• Stated exercise: Set every line of the rows below into a Markdown table with the columns Number and Line, numbering each entry and skipping blank lines. Leave the pictures out.

***** Input for this task *****

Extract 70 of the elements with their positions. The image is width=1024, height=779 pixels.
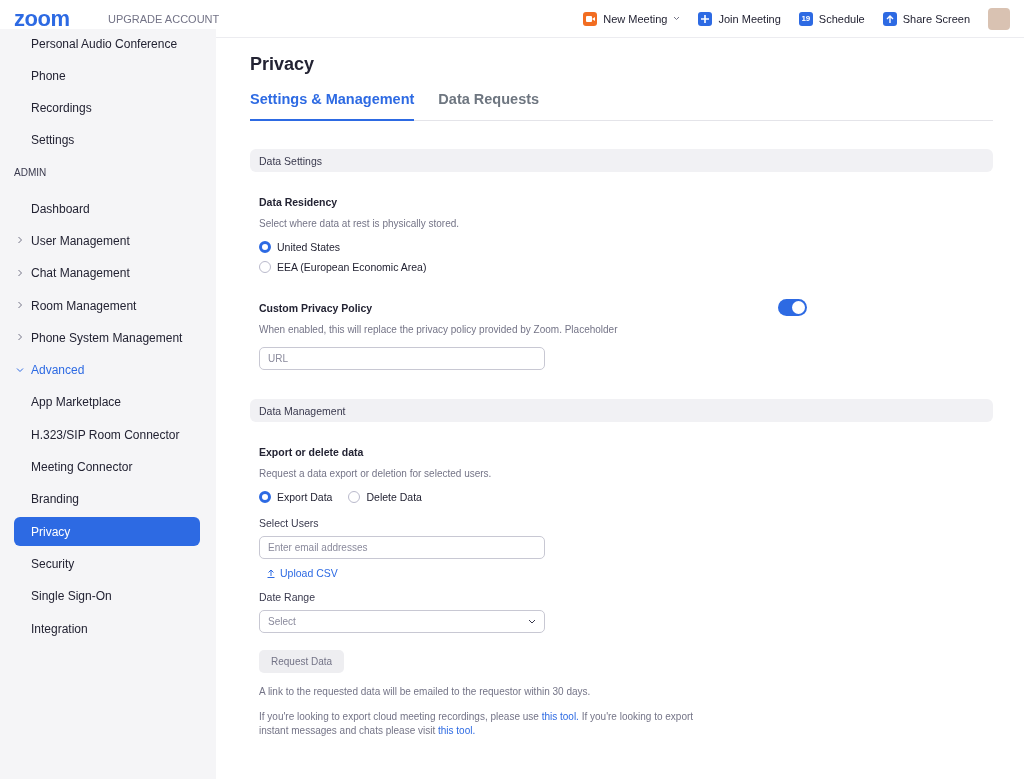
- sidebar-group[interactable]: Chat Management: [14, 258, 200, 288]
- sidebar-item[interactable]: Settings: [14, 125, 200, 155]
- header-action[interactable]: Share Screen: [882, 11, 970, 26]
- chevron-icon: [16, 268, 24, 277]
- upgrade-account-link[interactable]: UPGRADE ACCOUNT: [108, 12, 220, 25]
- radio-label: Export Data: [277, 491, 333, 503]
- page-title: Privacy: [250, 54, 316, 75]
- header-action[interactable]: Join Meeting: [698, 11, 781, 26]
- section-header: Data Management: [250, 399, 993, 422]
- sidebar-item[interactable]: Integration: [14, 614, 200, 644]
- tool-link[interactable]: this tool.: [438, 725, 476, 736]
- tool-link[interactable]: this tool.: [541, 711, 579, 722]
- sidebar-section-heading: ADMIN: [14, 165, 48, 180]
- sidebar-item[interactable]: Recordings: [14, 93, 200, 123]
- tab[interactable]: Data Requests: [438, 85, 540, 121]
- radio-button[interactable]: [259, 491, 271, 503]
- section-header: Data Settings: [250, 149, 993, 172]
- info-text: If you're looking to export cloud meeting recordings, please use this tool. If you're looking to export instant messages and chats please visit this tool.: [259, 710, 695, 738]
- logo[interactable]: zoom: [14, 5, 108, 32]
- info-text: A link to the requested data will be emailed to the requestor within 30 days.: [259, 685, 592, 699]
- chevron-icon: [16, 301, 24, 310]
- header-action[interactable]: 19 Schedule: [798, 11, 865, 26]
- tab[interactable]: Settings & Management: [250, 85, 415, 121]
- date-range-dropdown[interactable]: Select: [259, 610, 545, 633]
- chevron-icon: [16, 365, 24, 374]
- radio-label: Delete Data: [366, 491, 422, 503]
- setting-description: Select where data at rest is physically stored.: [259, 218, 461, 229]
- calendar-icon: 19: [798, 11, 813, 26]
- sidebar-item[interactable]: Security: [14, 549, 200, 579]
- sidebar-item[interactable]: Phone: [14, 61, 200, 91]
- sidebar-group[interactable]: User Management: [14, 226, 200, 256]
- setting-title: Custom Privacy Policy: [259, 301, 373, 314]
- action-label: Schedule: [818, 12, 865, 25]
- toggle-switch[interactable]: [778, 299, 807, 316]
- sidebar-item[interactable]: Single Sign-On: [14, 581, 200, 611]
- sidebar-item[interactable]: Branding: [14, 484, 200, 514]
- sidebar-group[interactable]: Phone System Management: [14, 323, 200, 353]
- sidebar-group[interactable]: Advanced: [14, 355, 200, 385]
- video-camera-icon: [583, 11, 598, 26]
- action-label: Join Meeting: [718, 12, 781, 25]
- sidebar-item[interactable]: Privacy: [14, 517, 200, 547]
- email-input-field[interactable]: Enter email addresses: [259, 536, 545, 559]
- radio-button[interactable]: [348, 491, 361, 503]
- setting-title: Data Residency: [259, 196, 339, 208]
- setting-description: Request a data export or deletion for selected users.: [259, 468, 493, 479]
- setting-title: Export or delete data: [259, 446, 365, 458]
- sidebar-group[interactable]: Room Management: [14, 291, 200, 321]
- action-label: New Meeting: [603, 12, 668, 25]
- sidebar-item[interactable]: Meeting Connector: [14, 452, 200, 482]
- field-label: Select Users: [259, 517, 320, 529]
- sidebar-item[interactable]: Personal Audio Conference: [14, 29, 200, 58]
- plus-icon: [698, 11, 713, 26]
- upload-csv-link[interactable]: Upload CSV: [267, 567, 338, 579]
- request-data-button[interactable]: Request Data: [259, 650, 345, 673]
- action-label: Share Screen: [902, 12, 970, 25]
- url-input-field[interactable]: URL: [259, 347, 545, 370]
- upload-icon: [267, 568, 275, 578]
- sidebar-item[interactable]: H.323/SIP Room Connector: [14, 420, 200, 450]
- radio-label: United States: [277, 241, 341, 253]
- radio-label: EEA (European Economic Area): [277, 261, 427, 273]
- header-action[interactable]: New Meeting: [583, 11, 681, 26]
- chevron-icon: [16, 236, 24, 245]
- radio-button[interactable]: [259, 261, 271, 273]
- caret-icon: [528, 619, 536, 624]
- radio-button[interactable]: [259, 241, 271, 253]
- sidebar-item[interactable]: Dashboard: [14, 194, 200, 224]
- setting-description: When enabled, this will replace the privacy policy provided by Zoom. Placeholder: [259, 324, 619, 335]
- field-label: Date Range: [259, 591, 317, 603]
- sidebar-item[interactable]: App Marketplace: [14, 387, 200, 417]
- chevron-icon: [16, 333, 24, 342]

*****

• Correct response:
| Number | Line |
|---|---|
| 1 | Extract 70 of the elements with their positions. The image is width=1024, height=779 pixels. |
| 2 | - sidebar-group[interactable]: Chat Management: [14, 258, 200, 288] |
| 3 | - sidebar-item[interactable]: Settings: [14, 125, 200, 155] |
| 4 | - header-action[interactable]: Share Screen: [882, 11, 970, 26] |
| 5 | - chevron-icon: [16, 268, 24, 277] |
| 6 | - upgrade-account-link[interactable]: UPGRADE ACCOUNT: [108, 12, 220, 25] |
| 7 | - radio-label: Export Data: [277, 491, 333, 503] |
| 8 | - page-title: Privacy: [250, 54, 316, 75] |
| 9 | - header-action[interactable]: Join Meeting: [698, 11, 781, 26] |
| 10 | - section-header: Data Management: [250, 399, 993, 422] |
| 11 | - sidebar-item[interactable]: Integration: [14, 614, 200, 644] |
| 12 | - tool-link[interactable]: this tool.: [438, 725, 476, 736] |
| 13 | - tool-link[interactable]: this tool.: [541, 711, 579, 722] |
| 14 | - sidebar-section-heading: ADMIN: [14, 165, 48, 180] |
| 15 | - sidebar-item[interactable]: Recordings: [14, 93, 200, 123] |
| 16 | - tab[interactable]: Data Requests: [438, 85, 540, 121] |
| 17 | - radio-button[interactable]: [259, 491, 271, 503] |
| 18 | - section-header: Data Settings: [250, 149, 993, 172] |
| 19 | - info-text: If you're looking to export cloud meeting recordings, please use this tool. If you're looking to export instant messages and chats please visit this tool.: [259, 710, 695, 738] |
| 20 | - logo[interactable]: zoom: [14, 5, 108, 32] |
| 21 | - info-text: A link to the requested data will be emailed to the requestor within 30 days.: [259, 685, 592, 699] |
| 22 | - chevron-icon: [16, 301, 24, 310] |
| 23 | - header-action[interactable]: 19 Schedule: [798, 11, 865, 26] |
| 24 | - tab[interactable]: Settings & Management: [250, 85, 415, 121] |
| 25 | - date-range-dropdown[interactable]: Select: [259, 610, 545, 633] |
| 26 | - chevron-icon: [16, 365, 24, 374] |
| 27 | - radio-label: Delete Data: [366, 491, 422, 503] |
| 28 | - setting-description: Select where data at rest is physically stored.: [259, 218, 461, 229] |
| 29 | - calendar-icon: 19: [798, 11, 813, 26] |
| 30 | - sidebar-item[interactable]: Security: [14, 549, 200, 579] |
| 31 | - sidebar-item[interactable]: Phone: [14, 61, 200, 91] |
| 32 | - sidebar-group[interactable]: User Management: [14, 226, 200, 256] |
| 33 | - setting-title: Custom Privacy Policy: [259, 301, 373, 314] |
| 34 | - action-label: Schedule: [818, 12, 865, 25] |
| 35 | - toggle-switch[interactable]: [778, 299, 807, 316] |
| 36 | - sidebar-item[interactable]: Single Sign-On: [14, 581, 200, 611] |
| 37 | - sidebar-item[interactable]: Branding: [14, 484, 200, 514] |
| 38 | - sidebar-group[interactable]: Phone System Management: [14, 323, 200, 353] |
| 39 | - sidebar-group[interactable]: Advanced: [14, 355, 200, 385] |
| 40 | - video-camera-icon: [583, 11, 598, 26] |
| 41 | - action-label: Join Meeting: [718, 12, 781, 25] |
| 42 | - sidebar-item[interactable]: Privacy: [14, 517, 200, 547] |
| 43 | - email-input-field[interactable]: Enter email addresses: [259, 536, 545, 559] |
| 44 | - radio-button[interactable]: [348, 491, 361, 503] |
| 45 | - setting-title: Data Residency: [259, 196, 339, 208] |
| 46 | - setting-description: Request a data export or deletion for selected users.: [259, 468, 493, 479] |
| 47 | - setting-title: Export or delete data: [259, 446, 365, 458] |
| 48 | - sidebar-group[interactable]: Room Management: [14, 291, 200, 321] |
| 49 | - action-label: New Meeting: [603, 12, 668, 25] |
| 50 | - sidebar-item[interactable]: Meeting Connector: [14, 452, 200, 482] |
| 51 | - field-label: Select Users: [259, 517, 320, 529] |
| 52 | - sidebar-item[interactable]: Personal Audio Conference: [14, 29, 200, 58] |
| 53 | - plus-icon: [698, 11, 713, 26] |
| 54 | - upload-csv-link[interactable]: Upload CSV: [267, 567, 338, 579] |
| 55 | - request-data-button[interactable]: Request Data: [259, 650, 345, 673] |
| 56 | - action-label: Share Screen: [902, 12, 970, 25] |
| 57 | - url-input-field[interactable]: URL: [259, 347, 545, 370] |
| 58 | - upload-icon: [267, 568, 275, 578] |
| 59 | - sidebar-item[interactable]: H.323/SIP Room Connector: [14, 420, 200, 450] |
| 60 | - radio-label: United States: [277, 241, 341, 253] |
| 61 | - radio-label: EEA (European Economic Area): [277, 261, 427, 273] |
| 62 | - header-action[interactable]: New Meeting: [583, 11, 681, 26] |
| 63 | - chevron-icon: [16, 236, 24, 245] |
| 64 | - radio-button[interactable]: [259, 261, 271, 273] |
| 65 | - caret-icon: [528, 619, 536, 624] |
| 66 | - radio-button[interactable]: [259, 241, 271, 253] |
| 67 | - sidebar-item[interactable]: Dashboard: [14, 194, 200, 224] |
| 68 | - setting-description: When enabled, this will replace the privacy policy provided by Zoom. Placeholder: [259, 324, 619, 335] |
| 69 | - field-label: Date Range: [259, 591, 317, 603] |
| 70 | - sidebar-item[interactable]: App Marketplace: [14, 387, 200, 417] |
| 71 | - chevron-icon: [16, 333, 24, 342] |